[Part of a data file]

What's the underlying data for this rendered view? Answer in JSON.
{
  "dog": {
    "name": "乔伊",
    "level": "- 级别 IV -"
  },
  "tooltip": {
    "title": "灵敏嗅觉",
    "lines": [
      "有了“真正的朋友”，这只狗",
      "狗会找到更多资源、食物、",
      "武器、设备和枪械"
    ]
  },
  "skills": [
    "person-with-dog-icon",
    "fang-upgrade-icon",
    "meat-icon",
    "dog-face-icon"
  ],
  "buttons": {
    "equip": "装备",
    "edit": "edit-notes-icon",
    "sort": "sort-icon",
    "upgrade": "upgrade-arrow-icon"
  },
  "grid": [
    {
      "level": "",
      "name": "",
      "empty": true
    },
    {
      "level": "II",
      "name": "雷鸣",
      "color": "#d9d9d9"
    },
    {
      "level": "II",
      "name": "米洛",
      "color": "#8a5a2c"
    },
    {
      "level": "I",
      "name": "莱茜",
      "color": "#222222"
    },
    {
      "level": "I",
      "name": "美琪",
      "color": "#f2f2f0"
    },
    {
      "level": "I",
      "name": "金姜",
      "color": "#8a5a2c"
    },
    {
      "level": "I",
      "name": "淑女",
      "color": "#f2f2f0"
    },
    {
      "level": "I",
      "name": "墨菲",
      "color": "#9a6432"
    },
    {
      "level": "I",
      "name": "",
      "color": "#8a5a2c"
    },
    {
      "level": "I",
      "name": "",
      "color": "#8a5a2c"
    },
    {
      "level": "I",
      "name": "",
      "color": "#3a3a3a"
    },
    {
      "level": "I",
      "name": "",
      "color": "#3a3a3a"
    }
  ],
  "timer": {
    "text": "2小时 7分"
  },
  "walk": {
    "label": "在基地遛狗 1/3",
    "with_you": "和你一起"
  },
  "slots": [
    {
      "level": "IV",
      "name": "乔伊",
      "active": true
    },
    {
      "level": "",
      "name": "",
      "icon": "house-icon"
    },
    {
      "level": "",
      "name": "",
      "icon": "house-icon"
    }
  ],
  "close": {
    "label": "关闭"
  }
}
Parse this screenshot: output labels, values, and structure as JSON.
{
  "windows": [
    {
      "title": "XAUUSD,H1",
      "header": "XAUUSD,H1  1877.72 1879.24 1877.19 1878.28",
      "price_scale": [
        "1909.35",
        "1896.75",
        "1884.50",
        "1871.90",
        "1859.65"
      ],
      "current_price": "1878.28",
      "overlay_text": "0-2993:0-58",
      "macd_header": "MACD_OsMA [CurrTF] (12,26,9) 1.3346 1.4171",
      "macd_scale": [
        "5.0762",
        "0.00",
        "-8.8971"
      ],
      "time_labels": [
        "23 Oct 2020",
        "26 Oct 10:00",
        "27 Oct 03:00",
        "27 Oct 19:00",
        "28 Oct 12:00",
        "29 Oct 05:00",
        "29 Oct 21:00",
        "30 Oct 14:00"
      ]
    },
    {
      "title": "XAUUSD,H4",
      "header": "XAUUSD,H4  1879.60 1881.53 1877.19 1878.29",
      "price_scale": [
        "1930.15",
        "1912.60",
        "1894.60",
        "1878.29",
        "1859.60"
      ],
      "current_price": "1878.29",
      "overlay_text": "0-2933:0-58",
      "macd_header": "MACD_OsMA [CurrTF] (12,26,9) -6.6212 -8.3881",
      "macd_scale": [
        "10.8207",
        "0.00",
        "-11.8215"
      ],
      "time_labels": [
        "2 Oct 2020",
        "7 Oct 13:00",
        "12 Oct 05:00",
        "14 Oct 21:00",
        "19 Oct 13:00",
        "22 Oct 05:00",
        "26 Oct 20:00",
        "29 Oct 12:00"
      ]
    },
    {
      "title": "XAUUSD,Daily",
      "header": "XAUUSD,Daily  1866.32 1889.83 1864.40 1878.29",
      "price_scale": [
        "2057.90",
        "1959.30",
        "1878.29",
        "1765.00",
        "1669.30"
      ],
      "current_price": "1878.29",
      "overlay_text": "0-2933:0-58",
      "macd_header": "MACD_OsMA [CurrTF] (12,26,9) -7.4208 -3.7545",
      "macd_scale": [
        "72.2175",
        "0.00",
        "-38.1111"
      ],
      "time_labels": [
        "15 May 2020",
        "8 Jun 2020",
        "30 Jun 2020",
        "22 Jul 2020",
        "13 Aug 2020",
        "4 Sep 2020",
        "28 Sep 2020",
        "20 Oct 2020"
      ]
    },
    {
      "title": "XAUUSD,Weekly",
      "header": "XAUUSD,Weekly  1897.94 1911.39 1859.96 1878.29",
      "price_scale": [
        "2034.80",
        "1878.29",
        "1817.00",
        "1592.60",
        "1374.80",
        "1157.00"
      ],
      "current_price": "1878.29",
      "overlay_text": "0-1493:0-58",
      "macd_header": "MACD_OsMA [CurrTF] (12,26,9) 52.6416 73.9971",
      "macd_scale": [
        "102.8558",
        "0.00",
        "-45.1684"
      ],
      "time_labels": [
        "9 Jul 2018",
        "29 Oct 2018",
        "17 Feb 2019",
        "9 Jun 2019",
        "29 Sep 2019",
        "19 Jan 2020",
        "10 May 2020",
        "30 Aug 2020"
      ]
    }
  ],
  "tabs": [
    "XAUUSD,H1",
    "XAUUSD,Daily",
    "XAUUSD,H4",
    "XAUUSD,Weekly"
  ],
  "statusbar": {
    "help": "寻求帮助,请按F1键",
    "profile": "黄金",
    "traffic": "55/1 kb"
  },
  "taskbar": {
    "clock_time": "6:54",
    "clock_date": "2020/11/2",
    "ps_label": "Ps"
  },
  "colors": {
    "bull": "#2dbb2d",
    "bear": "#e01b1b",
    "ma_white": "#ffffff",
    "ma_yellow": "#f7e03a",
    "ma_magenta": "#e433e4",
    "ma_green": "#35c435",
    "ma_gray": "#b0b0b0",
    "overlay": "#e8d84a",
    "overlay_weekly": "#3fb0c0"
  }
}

• [WHAT TO PRODUCE]:
Search the records for the word "JSON". Copy every line that has it.

• [EXERCISE SOLUTION]:
What's the underlying data for this rendered view? Answer in JSON.
Parse this screenshot: output labels, values, and structure as JSON.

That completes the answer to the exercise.